Information shown:
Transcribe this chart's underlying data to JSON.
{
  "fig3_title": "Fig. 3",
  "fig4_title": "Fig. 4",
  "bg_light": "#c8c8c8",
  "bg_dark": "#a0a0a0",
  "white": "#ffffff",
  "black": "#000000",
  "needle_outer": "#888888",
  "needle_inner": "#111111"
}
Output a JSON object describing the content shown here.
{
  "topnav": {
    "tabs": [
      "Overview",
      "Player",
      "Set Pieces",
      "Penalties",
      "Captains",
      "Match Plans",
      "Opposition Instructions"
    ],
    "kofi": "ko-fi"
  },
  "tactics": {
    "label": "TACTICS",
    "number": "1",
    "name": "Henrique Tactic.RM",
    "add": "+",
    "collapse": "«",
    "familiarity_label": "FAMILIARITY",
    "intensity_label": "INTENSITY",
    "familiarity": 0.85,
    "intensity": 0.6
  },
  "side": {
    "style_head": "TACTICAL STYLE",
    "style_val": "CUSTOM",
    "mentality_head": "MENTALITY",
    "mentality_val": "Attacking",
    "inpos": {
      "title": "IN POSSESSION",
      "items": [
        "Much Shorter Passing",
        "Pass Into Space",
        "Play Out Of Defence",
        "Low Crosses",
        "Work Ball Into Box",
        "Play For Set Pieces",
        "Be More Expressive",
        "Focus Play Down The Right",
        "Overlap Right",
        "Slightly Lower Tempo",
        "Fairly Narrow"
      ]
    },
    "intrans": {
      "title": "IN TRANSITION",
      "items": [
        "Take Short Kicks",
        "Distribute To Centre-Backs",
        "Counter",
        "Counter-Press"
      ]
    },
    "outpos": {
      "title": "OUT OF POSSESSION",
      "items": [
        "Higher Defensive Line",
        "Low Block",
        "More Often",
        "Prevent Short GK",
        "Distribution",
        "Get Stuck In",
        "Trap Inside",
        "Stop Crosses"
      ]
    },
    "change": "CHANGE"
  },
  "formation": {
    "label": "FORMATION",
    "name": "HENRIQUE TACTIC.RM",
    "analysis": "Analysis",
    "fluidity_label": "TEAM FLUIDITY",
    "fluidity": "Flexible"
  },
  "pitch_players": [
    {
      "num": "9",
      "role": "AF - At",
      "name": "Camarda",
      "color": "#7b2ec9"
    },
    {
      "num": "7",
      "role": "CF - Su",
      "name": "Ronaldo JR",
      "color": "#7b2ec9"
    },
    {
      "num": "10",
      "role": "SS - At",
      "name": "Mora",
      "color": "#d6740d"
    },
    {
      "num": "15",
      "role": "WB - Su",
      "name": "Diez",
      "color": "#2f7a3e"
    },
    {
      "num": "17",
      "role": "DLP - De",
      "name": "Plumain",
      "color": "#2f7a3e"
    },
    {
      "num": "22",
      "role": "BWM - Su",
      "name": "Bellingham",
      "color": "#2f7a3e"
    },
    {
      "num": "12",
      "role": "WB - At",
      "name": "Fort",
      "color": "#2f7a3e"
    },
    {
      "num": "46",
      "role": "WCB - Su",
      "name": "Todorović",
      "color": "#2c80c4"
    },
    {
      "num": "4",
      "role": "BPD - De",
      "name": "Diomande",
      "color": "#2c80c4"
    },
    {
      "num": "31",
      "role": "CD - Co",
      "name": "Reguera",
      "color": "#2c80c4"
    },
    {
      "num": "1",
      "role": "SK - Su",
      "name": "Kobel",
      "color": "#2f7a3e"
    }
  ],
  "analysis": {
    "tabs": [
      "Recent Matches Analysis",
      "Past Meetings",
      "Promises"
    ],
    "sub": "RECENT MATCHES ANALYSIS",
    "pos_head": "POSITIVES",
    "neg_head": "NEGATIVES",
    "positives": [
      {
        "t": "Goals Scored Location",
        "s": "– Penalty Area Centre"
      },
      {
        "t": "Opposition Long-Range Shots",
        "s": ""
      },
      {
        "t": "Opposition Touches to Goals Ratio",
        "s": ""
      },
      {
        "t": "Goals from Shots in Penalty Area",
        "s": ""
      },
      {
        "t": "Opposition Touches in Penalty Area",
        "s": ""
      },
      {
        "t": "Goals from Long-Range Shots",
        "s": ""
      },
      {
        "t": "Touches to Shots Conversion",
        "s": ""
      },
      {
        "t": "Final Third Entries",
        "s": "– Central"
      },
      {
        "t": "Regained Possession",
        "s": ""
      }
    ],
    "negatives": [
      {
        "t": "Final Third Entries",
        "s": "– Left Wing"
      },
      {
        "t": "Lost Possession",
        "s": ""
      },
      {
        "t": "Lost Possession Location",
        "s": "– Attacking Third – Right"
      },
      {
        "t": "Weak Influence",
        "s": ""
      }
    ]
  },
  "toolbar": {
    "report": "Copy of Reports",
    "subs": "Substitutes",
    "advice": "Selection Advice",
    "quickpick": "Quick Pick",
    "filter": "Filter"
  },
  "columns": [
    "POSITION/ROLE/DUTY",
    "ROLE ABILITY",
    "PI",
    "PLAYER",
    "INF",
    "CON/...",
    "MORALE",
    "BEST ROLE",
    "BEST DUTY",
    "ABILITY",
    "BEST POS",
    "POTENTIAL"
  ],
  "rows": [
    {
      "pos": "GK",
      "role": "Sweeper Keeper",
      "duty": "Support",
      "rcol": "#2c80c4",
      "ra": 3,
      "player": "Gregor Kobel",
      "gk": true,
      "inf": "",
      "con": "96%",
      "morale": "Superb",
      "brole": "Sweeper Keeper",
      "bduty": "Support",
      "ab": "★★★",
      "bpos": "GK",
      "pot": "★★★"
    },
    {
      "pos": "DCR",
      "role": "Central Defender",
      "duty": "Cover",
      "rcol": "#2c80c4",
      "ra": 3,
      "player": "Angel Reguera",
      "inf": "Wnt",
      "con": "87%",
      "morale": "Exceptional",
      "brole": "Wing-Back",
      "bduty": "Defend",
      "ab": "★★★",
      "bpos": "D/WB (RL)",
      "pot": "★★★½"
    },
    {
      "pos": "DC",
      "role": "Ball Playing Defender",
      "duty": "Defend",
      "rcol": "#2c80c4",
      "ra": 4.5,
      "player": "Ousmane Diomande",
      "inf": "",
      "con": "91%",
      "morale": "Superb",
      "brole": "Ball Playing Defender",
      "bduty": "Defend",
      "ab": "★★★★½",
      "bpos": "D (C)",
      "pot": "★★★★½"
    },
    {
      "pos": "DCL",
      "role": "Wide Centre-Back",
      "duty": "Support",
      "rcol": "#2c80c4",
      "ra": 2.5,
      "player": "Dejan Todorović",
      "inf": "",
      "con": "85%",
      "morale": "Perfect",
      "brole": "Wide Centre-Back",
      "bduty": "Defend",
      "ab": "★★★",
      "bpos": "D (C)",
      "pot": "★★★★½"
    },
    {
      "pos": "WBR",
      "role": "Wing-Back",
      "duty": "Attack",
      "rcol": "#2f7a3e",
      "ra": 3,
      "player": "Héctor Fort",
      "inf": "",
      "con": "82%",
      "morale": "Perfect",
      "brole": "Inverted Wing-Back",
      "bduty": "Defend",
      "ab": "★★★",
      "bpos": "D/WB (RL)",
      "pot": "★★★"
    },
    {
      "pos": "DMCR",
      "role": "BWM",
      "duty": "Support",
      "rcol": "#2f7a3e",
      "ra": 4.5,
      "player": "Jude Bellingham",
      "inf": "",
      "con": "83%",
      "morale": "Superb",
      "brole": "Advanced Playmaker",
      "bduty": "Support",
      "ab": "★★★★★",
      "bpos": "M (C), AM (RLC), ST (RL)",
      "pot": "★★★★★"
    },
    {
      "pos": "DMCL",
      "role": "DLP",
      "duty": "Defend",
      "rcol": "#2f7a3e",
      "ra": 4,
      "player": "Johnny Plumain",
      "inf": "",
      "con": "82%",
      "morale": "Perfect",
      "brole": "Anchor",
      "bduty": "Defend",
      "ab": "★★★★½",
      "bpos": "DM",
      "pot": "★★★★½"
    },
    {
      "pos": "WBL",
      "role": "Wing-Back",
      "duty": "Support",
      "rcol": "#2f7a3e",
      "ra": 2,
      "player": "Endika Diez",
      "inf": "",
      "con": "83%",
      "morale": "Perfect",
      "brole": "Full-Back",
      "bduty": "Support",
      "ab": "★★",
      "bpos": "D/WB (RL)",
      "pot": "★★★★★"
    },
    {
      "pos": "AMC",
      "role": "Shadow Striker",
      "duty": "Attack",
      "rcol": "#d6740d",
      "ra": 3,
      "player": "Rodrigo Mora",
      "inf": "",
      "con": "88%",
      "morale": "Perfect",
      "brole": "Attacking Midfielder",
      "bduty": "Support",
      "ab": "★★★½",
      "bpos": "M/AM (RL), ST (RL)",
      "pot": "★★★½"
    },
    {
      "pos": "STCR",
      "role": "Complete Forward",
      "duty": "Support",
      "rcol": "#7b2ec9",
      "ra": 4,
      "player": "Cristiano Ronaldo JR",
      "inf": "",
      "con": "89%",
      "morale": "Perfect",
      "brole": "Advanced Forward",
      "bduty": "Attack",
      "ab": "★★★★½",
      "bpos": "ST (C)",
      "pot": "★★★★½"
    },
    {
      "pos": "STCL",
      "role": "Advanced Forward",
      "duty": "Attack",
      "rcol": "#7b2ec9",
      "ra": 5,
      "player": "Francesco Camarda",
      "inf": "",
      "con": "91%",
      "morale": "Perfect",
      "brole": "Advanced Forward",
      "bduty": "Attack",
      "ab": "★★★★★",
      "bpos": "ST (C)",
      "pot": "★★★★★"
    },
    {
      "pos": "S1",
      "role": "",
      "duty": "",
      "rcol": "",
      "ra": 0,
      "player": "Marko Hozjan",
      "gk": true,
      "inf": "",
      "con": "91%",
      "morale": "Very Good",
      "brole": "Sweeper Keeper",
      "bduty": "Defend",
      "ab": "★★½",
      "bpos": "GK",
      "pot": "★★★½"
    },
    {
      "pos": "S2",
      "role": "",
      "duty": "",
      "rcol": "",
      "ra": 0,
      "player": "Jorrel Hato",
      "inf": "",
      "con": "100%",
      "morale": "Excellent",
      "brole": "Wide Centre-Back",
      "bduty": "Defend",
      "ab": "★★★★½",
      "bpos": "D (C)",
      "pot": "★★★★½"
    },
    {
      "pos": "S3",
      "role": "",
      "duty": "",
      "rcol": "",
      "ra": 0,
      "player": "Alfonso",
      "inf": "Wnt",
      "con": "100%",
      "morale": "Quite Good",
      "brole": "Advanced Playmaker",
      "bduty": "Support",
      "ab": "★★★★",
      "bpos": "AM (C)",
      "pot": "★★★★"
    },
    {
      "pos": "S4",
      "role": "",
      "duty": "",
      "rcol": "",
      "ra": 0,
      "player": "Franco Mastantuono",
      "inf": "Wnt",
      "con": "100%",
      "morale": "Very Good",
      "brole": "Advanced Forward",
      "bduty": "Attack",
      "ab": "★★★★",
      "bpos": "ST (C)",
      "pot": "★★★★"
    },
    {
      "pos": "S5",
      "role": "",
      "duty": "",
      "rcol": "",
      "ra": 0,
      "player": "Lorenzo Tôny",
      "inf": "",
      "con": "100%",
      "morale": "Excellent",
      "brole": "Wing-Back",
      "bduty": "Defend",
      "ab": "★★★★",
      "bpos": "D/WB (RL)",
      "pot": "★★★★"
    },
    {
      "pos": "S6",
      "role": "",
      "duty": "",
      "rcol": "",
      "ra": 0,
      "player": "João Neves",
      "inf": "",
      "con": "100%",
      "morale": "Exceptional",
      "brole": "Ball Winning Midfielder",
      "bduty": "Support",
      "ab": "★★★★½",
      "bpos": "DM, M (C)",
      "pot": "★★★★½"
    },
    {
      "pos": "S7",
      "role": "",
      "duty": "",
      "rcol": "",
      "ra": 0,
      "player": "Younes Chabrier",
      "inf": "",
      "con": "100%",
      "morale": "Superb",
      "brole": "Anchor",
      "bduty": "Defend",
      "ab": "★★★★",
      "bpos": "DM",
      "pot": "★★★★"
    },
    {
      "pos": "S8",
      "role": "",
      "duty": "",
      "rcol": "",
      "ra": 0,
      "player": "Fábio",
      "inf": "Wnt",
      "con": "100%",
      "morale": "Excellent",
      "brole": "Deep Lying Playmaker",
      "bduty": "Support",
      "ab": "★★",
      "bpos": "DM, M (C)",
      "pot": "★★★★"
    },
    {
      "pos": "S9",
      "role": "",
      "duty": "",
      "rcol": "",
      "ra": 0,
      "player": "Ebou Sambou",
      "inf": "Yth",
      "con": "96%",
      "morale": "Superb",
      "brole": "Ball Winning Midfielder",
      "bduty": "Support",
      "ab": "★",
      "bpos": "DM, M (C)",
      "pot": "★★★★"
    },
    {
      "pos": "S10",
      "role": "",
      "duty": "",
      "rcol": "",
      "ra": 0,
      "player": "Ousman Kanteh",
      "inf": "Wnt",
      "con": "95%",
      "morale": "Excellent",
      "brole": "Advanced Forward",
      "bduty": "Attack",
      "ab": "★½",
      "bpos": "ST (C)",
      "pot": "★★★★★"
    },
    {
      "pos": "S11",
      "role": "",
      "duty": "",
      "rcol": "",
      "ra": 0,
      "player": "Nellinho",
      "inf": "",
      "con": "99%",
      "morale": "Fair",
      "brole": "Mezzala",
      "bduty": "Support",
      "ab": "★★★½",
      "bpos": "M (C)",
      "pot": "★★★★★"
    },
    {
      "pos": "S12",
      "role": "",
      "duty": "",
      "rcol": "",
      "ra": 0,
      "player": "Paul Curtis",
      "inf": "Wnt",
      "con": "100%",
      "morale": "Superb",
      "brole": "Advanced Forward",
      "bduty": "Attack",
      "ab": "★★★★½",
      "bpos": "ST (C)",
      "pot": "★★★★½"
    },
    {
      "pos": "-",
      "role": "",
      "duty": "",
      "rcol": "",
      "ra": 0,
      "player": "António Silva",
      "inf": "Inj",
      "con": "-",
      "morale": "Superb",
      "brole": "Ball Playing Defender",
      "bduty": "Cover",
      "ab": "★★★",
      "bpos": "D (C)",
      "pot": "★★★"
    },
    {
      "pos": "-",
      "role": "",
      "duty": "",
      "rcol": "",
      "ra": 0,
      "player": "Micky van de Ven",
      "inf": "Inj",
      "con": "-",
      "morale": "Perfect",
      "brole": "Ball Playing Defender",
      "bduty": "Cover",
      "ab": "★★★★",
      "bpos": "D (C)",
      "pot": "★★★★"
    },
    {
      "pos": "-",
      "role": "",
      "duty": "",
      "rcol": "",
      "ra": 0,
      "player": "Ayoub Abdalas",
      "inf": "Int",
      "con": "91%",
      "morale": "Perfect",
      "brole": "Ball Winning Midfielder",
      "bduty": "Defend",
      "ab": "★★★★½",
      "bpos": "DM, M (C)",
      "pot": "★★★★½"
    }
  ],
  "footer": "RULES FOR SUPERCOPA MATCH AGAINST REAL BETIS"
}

The problem:
Scan the records above for the string "Range", then report every line that contains it.

Result of this exercise:
        "t": "Opposition Long-Range Shots",
        "t": "Goals from Long-Range Shots",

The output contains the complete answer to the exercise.